Stored dataset items:
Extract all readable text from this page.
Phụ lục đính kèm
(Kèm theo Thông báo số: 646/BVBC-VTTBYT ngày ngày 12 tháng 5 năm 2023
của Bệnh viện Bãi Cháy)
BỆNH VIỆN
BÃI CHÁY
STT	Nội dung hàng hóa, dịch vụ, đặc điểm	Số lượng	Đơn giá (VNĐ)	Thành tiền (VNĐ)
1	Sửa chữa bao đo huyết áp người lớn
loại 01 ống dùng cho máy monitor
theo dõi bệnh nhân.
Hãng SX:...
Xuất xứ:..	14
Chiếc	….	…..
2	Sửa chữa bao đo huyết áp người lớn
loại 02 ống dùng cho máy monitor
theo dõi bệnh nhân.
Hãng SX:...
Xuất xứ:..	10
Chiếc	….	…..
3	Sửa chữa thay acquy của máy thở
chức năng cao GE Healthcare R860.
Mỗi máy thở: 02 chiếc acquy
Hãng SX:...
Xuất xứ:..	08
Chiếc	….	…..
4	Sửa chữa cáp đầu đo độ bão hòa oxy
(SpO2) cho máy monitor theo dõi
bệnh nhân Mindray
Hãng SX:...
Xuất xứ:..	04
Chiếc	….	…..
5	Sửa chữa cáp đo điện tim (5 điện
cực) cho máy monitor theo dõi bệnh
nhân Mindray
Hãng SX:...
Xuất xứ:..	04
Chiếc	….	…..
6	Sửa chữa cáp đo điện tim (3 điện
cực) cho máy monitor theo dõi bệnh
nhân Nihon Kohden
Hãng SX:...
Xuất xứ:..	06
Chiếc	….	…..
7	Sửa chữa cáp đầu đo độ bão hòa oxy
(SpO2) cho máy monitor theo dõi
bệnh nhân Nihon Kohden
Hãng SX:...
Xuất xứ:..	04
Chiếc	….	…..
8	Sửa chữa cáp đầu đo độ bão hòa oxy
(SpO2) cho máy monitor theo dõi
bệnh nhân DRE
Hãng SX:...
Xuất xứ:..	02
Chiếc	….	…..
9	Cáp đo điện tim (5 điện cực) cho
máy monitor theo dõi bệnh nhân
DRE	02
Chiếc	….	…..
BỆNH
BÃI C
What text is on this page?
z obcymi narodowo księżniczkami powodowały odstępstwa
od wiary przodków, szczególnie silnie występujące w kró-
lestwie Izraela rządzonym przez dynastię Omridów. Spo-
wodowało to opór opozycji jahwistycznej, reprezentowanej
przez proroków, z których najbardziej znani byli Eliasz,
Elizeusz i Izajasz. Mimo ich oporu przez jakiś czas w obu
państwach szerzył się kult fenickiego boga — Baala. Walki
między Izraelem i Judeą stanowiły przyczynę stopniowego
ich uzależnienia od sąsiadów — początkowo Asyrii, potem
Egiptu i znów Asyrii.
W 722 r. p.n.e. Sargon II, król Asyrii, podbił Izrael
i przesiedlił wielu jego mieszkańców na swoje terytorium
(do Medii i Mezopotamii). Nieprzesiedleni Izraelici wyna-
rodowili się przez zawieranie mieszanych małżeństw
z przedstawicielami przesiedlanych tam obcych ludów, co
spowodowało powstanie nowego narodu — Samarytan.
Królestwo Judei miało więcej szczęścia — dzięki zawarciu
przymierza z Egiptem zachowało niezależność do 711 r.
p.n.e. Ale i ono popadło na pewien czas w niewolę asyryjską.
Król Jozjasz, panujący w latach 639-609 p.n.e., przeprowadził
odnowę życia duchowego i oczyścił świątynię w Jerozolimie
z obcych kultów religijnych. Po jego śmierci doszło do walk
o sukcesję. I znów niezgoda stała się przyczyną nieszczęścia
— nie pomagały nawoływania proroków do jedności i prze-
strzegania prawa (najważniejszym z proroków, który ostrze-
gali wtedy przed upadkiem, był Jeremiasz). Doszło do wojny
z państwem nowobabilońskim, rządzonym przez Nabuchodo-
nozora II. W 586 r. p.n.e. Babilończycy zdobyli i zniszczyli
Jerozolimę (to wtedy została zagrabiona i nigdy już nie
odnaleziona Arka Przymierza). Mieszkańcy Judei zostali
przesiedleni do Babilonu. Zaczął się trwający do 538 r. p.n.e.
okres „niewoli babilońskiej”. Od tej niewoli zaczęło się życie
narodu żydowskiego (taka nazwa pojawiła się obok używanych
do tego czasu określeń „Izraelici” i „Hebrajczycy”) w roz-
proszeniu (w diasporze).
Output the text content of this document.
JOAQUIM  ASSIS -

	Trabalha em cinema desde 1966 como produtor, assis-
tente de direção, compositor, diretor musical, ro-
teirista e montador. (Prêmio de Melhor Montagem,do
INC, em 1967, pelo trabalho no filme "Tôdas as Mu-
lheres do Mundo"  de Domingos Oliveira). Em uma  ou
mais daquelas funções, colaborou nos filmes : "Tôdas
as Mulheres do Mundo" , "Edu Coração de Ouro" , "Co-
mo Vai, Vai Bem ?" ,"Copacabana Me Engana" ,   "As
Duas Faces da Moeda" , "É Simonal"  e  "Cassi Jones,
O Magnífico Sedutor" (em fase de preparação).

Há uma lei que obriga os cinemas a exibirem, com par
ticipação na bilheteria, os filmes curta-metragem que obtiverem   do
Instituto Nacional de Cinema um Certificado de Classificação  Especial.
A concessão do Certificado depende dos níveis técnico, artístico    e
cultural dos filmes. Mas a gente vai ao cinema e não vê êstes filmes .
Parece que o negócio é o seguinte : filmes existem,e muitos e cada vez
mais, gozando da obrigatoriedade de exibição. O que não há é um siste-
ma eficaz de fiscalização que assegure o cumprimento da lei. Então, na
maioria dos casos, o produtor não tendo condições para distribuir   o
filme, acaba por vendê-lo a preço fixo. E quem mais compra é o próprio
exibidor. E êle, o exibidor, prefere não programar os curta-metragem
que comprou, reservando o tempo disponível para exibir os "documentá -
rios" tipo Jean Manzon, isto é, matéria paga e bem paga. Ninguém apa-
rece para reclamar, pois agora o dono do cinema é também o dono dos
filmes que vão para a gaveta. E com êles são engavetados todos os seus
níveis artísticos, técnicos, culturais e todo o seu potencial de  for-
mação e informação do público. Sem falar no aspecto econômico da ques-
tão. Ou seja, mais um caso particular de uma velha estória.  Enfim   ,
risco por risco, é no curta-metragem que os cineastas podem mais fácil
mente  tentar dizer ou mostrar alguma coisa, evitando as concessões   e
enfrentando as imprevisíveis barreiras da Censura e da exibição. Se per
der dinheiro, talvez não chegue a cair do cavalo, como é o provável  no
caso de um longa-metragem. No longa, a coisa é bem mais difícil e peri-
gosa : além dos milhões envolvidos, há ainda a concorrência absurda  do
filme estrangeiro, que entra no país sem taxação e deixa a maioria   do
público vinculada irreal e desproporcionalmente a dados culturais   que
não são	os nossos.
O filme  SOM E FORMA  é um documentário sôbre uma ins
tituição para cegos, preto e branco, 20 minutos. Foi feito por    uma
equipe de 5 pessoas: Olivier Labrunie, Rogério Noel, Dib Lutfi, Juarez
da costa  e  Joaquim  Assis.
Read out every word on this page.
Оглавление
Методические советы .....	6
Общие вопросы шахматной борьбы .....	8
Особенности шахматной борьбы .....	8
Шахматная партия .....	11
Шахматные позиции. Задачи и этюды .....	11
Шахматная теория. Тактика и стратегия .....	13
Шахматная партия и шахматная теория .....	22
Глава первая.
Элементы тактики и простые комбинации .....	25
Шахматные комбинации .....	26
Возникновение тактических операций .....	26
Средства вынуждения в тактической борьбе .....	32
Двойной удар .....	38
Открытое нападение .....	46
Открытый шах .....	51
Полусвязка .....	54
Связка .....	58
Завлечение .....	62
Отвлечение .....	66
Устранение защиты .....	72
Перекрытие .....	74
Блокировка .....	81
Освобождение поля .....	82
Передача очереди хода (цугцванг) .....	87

Given request →
Among the lines above, determine how many hold the word "теория"; report the figure alone.

Written answer →
2